◆ WORK TO COMPLETE
Locate the string "name" in the listing below. Copy every line where it is found.

....

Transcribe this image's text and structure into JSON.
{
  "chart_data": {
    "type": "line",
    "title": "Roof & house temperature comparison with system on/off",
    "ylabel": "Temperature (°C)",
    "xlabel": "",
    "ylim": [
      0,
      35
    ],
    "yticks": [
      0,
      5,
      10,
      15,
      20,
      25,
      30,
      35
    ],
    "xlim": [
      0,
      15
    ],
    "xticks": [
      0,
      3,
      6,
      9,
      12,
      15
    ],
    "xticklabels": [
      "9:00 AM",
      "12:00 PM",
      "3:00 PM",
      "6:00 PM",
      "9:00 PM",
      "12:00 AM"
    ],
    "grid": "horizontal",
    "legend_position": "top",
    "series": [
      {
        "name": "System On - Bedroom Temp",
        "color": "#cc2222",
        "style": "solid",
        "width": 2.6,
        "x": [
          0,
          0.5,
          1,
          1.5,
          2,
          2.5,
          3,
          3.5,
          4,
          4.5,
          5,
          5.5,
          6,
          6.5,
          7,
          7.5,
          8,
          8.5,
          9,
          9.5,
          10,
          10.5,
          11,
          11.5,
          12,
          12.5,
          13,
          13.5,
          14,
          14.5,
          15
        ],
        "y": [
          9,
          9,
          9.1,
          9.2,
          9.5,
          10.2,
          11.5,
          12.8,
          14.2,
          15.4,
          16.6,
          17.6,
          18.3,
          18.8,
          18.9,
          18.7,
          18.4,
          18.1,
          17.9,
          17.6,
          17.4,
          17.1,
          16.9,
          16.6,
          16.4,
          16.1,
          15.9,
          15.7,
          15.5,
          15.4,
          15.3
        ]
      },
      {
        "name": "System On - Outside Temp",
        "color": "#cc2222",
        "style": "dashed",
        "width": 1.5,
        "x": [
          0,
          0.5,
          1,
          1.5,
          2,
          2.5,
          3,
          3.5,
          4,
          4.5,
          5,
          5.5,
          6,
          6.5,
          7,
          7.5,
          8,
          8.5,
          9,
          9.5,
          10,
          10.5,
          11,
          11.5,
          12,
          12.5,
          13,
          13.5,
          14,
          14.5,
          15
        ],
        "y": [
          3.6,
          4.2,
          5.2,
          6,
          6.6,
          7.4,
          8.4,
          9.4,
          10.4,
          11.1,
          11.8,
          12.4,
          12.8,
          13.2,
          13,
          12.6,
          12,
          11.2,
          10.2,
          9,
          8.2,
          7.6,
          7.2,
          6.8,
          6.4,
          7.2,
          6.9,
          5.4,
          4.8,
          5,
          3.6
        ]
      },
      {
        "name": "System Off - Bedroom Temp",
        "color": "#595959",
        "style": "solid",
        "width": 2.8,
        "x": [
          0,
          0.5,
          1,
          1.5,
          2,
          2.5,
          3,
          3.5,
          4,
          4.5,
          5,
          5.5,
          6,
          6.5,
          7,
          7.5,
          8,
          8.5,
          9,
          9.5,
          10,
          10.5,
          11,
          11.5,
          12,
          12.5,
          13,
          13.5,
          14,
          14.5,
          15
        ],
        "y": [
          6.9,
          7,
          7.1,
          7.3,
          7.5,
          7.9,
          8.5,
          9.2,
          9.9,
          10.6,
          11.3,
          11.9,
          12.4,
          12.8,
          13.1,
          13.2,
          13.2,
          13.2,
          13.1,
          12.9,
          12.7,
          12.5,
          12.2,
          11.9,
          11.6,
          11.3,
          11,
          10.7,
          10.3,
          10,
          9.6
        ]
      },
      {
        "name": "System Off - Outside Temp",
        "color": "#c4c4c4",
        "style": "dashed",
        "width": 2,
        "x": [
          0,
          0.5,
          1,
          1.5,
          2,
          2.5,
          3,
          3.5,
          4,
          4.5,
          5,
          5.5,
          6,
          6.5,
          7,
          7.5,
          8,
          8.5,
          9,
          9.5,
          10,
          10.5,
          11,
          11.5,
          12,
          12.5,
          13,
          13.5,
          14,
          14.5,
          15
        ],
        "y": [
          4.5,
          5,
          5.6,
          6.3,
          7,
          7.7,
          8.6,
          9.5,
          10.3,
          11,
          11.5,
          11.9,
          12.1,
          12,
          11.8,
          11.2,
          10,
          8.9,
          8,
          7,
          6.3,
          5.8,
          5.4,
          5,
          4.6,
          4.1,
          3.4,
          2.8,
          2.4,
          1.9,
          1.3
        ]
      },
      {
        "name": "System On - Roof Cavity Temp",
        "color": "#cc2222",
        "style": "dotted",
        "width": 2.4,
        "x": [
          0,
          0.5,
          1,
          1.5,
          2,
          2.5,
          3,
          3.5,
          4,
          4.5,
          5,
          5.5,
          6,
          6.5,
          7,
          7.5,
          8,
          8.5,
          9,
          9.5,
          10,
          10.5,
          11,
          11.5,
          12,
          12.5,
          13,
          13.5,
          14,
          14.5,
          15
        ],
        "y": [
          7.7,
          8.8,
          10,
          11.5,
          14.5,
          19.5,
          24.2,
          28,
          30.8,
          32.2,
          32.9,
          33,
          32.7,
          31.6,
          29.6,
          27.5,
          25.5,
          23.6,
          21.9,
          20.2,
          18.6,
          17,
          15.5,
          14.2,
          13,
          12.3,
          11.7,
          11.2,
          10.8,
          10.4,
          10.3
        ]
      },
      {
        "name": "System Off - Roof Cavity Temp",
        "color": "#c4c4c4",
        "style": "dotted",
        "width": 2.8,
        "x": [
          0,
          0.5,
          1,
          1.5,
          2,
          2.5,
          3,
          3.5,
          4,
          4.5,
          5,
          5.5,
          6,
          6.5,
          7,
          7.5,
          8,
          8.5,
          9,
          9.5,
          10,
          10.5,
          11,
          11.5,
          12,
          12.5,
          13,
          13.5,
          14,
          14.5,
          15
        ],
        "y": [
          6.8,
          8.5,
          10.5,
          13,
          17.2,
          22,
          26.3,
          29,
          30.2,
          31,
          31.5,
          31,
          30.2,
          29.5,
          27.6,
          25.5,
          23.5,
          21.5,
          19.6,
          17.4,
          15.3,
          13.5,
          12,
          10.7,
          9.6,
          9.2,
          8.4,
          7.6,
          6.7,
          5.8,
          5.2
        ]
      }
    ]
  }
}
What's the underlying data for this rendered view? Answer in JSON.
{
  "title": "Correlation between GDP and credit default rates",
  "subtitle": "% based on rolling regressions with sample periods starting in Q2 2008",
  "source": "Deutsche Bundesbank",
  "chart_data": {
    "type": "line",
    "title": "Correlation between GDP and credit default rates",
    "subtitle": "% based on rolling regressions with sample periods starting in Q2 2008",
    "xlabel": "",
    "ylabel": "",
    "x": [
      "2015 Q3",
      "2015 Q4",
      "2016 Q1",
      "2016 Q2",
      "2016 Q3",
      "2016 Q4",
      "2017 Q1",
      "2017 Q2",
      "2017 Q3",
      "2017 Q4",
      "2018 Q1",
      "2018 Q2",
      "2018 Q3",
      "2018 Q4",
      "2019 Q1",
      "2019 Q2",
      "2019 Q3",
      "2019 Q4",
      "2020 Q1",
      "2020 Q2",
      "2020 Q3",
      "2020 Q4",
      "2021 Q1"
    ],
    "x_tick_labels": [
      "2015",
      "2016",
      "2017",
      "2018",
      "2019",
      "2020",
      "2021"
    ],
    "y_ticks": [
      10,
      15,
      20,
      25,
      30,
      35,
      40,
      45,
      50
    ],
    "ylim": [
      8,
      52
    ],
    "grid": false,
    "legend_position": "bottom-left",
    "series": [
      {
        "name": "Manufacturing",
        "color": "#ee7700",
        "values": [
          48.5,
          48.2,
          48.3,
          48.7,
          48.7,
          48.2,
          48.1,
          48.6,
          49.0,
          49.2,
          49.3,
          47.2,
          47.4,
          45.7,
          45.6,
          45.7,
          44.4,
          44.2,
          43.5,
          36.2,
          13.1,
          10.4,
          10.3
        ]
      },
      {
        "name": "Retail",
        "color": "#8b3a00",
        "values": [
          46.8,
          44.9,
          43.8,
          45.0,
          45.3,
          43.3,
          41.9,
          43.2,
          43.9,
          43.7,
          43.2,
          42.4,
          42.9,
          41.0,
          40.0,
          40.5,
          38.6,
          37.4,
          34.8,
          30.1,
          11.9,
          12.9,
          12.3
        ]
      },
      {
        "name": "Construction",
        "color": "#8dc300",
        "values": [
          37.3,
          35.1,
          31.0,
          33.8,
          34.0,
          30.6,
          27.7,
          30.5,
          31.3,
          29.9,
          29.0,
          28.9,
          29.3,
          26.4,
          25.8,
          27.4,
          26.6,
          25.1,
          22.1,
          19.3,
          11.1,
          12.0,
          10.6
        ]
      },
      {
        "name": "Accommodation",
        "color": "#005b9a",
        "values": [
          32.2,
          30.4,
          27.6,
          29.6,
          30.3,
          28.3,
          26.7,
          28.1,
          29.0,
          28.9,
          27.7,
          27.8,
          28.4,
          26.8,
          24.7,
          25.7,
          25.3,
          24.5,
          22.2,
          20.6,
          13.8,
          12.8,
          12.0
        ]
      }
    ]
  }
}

....

◆ EXERCISE RESPONSE
        "name": "System On - Bedroom Temp",
        "name": "System On - Outside Temp",
        "name": "System Off - Bedroom Temp",
        "name": "System Off - Outside Temp",
        "name": "System On - Roof Cavity Temp",
        "name": "System Off - Roof Cavity Temp",
        "name": "Manufacturing",
        "name": "Retail",
        "name": "Construction",
        "name": "Accommodation",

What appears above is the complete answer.